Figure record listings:

········

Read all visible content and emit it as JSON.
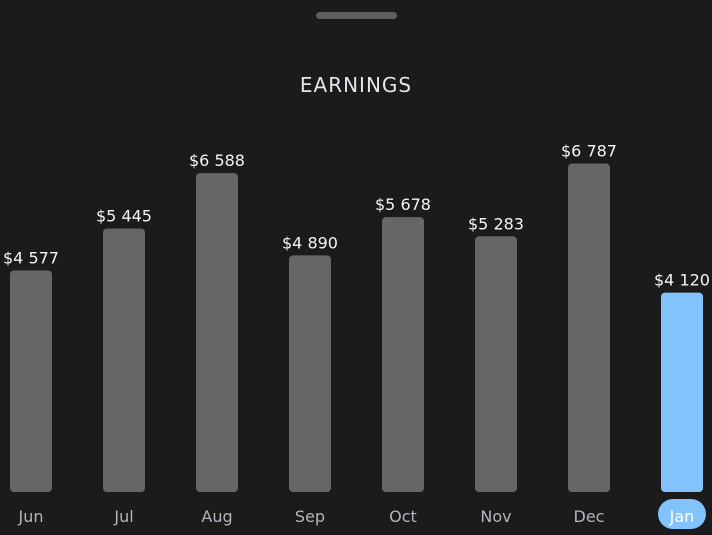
{
  "header": {
    "title": "EARNINGS"
  },
  "colors": {
    "background": "#1b1b1b",
    "bar": "#666666",
    "selected_bar": "#82c3fd",
    "handle": "#5e5e5e"
  },
  "chart_data": {
    "type": "bar",
    "categories": [
      "Jun",
      "Jul",
      "Aug",
      "Sep",
      "Oct",
      "Nov",
      "Dec",
      "Jan"
    ],
    "values": [
      4577,
      5445,
      6588,
      4890,
      5678,
      5283,
      6787,
      4120
    ],
    "value_labels": [
      "$4 577",
      "$5 445",
      "$6 588",
      "$4 890",
      "$5 678",
      "$5 283",
      "$6 787",
      "$4 120"
    ],
    "selected": "Jan",
    "title": "EARNINGS",
    "xlabel": "",
    "ylabel": "",
    "grid": false
  }
}
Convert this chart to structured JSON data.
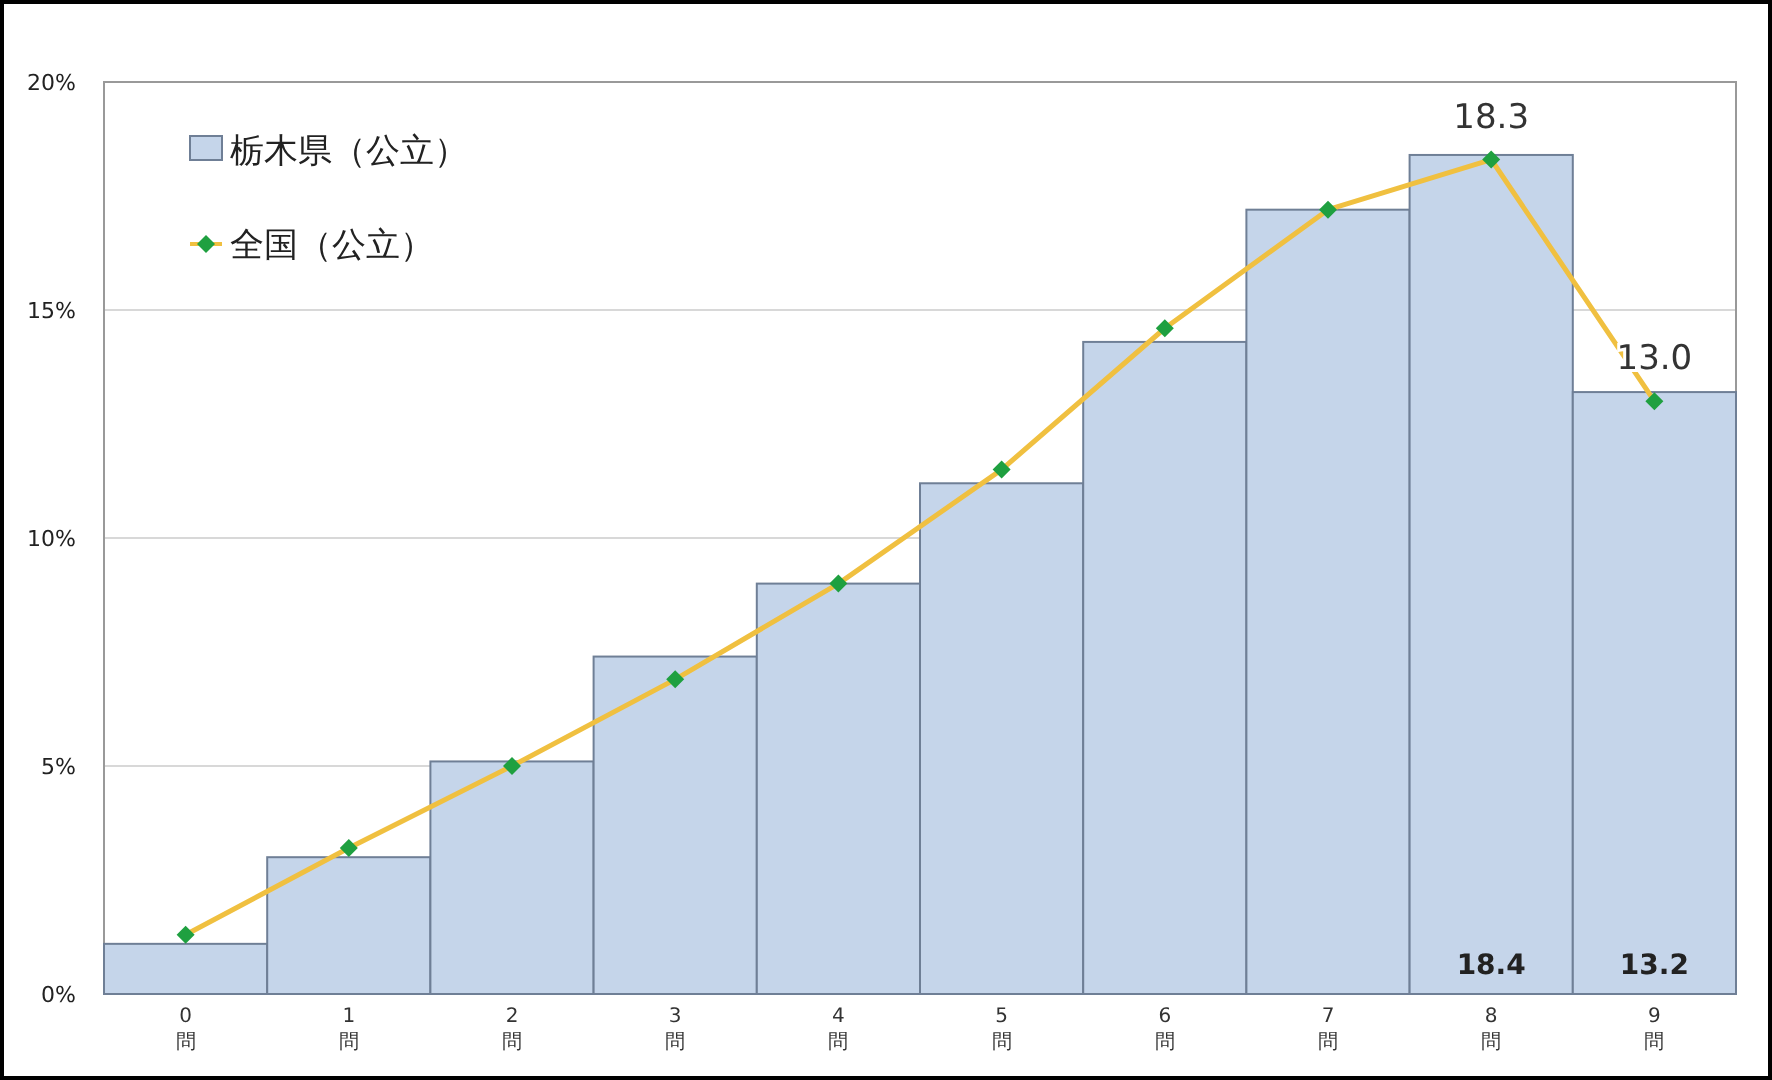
{
  "chart_data": {
    "type": "bar",
    "categories": [
      "0問",
      "1問",
      "2問",
      "3問",
      "4問",
      "5問",
      "6問",
      "7問",
      "8問",
      "9問"
    ],
    "series": [
      {
        "name": "栃木県（公立）",
        "color": "#c5d5ea",
        "values": [
          1.1,
          3.0,
          5.1,
          7.4,
          9.0,
          11.2,
          14.3,
          17.2,
          18.4,
          13.2
        ],
        "value_labels": [
          null,
          null,
          null,
          null,
          null,
          null,
          null,
          null,
          "18.4",
          "13.2"
        ]
      },
      {
        "name": "全国（公立）",
        "type": "line",
        "color": "#f0c040",
        "marker": "diamond",
        "values": [
          1.3,
          3.2,
          5.0,
          6.9,
          9.0,
          11.5,
          14.6,
          17.2,
          18.3,
          13.0
        ],
        "value_labels": [
          null,
          null,
          null,
          null,
          null,
          null,
          null,
          null,
          "18.3",
          "13.0"
        ]
      }
    ],
    "ylim": [
      0,
      20
    ],
    "yticks": [
      {
        "value": 0,
        "label": "0%"
      },
      {
        "value": 5,
        "label": "5%"
      },
      {
        "value": 10,
        "label": "10%"
      },
      {
        "value": 15,
        "label": "15%"
      },
      {
        "value": 20,
        "label": "20%"
      }
    ],
    "grid": "y",
    "legend": "top left"
  }
}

········

Work to do: Omit the pictures and restate the rest of the records verbatim.

The result:
Read all visible content and emit it as JSON.
{
  "header": {
    "title": "EARNINGS"
  },
  "colors": {
    "background": "#1b1b1b",
    "bar": "#666666",
    "selected_bar": "#82c3fd",
    "handle": "#5e5e5e"
  },
  "chart_data": {
    "type": "bar",
    "categories": [
      "Jun",
      "Jul",
      "Aug",
      "Sep",
      "Oct",
      "Nov",
      "Dec",
      "Jan"
    ],
    "values": [
      4577,
      5445,
      6588,
      4890,
      5678,
      5283,
      6787,
      4120
    ],
    "value_labels": [
      "$4 577",
      "$5 445",
      "$6 588",
      "$4 890",
      "$5 678",
      "$5 283",
      "$6 787",
      "$4 120"
    ],
    "selected": "Jan",
    "title": "EARNINGS",
    "xlabel": "",
    "ylabel": "",
    "grid": false
  }
}
Convert this chart to structured JSON data.
{
  "chart_data": {
    "type": "bar",
    "categories": [
      "0問",
      "1問",
      "2問",
      "3問",
      "4問",
      "5問",
      "6問",
      "7問",
      "8問",
      "9問"
    ],
    "series": [
      {
        "name": "栃木県（公立）",
        "color": "#c5d5ea",
        "values": [
          1.1,
          3.0,
          5.1,
          7.4,
          9.0,
          11.2,
          14.3,
          17.2,
          18.4,
          13.2
        ],
        "value_labels": [
          null,
          null,
          null,
          null,
          null,
          null,
          null,
          null,
          "18.4",
          "13.2"
        ]
      },
      {
        "name": "全国（公立）",
        "type": "line",
        "color": "#f0c040",
        "marker": "diamond",
        "values": [
          1.3,
          3.2,
          5.0,
          6.9,
          9.0,
          11.5,
          14.6,
          17.2,
          18.3,
          13.0
        ],
        "value_labels": [
          null,
          null,
          null,
          null,
          null,
          null,
          null,
          null,
          "18.3",
          "13.0"
        ]
      }
    ],
    "ylim": [
      0,
      20
    ],
    "yticks": [
      {
        "value": 0,
        "label": "0%"
      },
      {
        "value": 5,
        "label": "5%"
      },
      {
        "value": 10,
        "label": "10%"
      },
      {
        "value": 15,
        "label": "15%"
      },
      {
        "value": 20,
        "label": "20%"
      }
    ],
    "grid": "y",
    "legend": "top left"
  }
}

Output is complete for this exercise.